路上でクルミの破片を食べるハシボソガラスの群れ(写真・唐沢孝一)
人以外の生物にとっては棲みにくいはずの都市に、近年多くの野鳥が進出しています。東京都心や千葉県市川市を中心に、半世紀以上にわたって都市鳥を観察してきたNPO法人自然観察大学学長の唐沢孝一さんが分析した、人と鳥との関係性の変化とは。人の居住地区まで進出するカラスは、人の行動を利用して食料を得ているとのことで――。

ハシボソガラスの知恵

クルミは硬くてカラスの嘴をもってしても割れない。そこでカラスは、「上空から落とす」「車に轢かせる」などの方法で割って食べる。
--------
[課題の内容]
a. 都市のカラスについての文章を、2文でまとめてください。
b. 都市のカラスについての文章を、最後の文のあとから続けて書いてください。
--------
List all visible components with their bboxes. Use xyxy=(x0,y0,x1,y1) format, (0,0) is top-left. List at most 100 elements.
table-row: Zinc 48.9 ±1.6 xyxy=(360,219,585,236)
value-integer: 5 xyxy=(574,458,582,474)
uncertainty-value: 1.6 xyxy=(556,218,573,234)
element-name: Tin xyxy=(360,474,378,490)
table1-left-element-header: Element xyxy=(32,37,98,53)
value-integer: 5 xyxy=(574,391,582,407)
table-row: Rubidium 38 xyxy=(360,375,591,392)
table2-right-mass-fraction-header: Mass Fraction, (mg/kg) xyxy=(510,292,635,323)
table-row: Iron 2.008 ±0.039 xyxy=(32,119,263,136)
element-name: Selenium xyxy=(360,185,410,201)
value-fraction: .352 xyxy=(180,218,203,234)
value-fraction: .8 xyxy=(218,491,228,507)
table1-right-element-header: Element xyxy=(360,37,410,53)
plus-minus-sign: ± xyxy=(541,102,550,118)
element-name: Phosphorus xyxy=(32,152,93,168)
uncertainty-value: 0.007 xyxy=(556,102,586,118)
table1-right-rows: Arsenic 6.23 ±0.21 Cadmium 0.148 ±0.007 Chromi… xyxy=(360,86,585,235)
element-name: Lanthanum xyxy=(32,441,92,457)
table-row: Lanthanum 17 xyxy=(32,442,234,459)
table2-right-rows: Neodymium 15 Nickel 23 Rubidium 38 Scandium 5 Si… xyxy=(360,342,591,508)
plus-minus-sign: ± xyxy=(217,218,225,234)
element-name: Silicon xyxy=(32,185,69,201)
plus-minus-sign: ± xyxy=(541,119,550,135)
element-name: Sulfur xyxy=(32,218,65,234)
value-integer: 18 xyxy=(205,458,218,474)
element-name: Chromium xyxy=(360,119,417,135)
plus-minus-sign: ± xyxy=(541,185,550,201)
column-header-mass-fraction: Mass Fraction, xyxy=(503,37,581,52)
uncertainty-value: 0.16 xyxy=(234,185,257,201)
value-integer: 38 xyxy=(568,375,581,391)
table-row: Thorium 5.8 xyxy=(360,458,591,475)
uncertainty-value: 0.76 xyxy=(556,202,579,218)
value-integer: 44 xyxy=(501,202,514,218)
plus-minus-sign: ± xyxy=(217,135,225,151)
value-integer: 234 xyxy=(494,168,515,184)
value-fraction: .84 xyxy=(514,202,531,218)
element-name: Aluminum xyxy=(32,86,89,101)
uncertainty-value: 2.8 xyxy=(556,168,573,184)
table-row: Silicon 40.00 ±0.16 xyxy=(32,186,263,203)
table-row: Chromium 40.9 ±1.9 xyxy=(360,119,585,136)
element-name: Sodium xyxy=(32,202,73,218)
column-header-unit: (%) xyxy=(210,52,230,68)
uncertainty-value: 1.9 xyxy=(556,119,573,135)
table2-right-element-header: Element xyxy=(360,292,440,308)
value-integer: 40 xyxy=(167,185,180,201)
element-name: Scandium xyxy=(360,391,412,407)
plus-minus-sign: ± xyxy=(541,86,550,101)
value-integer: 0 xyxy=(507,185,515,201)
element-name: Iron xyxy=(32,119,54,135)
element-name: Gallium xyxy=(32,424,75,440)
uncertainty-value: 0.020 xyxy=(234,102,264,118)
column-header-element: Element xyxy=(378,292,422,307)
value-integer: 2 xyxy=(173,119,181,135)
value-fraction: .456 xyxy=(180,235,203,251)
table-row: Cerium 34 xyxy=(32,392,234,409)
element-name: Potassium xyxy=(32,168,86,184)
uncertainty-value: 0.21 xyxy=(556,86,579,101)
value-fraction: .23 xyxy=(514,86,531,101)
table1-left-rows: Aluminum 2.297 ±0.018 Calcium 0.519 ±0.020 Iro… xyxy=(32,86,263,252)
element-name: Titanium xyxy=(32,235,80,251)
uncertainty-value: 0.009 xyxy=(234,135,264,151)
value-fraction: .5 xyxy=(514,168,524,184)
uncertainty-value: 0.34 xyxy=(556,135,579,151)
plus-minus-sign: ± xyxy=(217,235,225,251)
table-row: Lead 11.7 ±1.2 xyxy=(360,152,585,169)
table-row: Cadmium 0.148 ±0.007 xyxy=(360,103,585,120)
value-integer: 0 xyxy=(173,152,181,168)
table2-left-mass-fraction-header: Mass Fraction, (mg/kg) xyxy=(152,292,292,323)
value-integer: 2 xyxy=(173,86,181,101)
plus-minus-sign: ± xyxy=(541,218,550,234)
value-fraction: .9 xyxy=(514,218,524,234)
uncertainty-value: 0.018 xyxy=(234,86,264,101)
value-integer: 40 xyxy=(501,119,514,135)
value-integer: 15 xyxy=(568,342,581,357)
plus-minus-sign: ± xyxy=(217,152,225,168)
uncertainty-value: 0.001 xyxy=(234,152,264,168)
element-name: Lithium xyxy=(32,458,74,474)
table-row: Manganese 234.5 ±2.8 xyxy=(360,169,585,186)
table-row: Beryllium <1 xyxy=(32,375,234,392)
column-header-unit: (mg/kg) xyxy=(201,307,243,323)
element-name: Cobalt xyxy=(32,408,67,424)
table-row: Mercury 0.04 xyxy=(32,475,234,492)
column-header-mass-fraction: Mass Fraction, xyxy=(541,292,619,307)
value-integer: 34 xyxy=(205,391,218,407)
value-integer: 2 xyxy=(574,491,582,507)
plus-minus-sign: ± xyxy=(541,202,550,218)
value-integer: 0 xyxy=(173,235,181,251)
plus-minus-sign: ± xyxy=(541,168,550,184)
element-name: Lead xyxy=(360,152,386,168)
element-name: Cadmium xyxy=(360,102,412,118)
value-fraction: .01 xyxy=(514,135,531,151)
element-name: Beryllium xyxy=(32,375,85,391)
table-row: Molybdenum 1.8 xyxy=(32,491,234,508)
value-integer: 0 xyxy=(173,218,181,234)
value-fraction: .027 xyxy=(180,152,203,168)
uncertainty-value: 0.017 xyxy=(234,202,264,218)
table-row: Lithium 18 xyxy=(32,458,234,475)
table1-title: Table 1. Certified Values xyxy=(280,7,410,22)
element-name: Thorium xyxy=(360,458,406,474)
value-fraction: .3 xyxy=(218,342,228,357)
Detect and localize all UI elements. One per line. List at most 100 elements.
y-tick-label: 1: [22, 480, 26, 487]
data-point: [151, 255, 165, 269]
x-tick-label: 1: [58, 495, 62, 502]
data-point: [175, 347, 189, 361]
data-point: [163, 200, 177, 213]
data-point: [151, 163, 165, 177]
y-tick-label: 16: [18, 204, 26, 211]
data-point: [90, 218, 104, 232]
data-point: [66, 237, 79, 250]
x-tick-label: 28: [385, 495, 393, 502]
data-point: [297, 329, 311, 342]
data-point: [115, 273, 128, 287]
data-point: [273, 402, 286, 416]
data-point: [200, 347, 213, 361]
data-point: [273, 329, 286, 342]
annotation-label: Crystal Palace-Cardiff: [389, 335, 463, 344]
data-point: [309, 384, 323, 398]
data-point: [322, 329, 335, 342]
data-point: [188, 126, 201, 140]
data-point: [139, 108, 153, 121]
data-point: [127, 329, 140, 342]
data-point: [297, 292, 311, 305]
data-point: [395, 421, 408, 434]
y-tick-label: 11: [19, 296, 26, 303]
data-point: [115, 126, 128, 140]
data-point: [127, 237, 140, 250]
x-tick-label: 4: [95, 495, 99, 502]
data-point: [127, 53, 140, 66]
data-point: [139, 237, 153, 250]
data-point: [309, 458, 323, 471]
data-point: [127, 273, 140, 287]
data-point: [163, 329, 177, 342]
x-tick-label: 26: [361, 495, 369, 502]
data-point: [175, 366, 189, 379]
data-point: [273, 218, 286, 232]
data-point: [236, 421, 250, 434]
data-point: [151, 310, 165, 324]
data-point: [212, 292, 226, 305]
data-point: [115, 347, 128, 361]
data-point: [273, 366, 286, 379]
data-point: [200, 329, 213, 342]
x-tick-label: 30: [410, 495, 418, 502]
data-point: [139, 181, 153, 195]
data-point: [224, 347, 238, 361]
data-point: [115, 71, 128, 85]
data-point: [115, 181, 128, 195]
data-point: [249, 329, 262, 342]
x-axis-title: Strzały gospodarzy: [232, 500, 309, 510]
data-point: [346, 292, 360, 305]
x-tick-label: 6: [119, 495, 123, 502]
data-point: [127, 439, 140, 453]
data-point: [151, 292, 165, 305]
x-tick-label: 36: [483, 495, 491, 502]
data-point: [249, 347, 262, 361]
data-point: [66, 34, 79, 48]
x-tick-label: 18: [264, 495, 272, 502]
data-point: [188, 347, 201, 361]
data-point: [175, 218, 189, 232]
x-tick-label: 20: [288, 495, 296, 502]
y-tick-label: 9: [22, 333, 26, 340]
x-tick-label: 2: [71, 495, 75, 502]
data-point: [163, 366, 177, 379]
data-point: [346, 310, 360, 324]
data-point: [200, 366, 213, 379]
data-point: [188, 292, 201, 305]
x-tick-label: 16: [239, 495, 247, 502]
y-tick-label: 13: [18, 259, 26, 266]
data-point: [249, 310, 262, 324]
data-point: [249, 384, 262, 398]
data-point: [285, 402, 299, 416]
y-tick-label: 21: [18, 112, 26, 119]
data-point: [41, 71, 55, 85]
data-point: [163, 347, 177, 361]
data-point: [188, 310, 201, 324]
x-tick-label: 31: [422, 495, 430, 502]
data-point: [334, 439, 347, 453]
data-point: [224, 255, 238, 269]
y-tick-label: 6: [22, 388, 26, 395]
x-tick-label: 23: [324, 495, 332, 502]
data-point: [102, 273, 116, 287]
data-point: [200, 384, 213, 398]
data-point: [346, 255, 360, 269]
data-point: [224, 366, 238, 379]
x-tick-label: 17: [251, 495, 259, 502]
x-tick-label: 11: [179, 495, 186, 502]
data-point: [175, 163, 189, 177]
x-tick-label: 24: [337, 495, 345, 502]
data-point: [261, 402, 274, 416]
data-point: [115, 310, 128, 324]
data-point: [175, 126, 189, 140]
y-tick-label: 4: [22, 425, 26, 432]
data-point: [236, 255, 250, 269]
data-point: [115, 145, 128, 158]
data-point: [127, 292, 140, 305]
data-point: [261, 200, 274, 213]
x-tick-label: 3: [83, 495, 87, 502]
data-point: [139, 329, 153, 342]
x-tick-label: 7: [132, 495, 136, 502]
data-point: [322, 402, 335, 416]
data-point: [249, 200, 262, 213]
--------
[答えの一覧]
a. 近年、人以外の生き物には住みにくいはずの都市に多くの野鳥が進出していて、人の住む地区まで来るカラスは人の行動を利用してえさを得ています。硬いクルミを嘴で割れないハシボソガラスは、上空から落としたり車に轢かせたりして割って食べます。

b.
上空から河原の石や舗装道路などに落として割るカラスは全国各地で観察されている。車に轢かせて割るカラスは、仙台市内の自動車教習場や東北大学へ向かう途中の道で観察されて話題になった。

筆者も何ヵ所かで観察したことがある。クルミを割って食べるのはいずれもハシボソガラスによる単独行動であった。

ところが、2021年11月、長野県諏訪湖で観察したハシボソガラスは単独ではなかった。

湖畔のT字路交差点付近の電線に15~16羽が、道路に面したフェンスにも5~6羽が止まり、道行く車の流れを見下ろしている。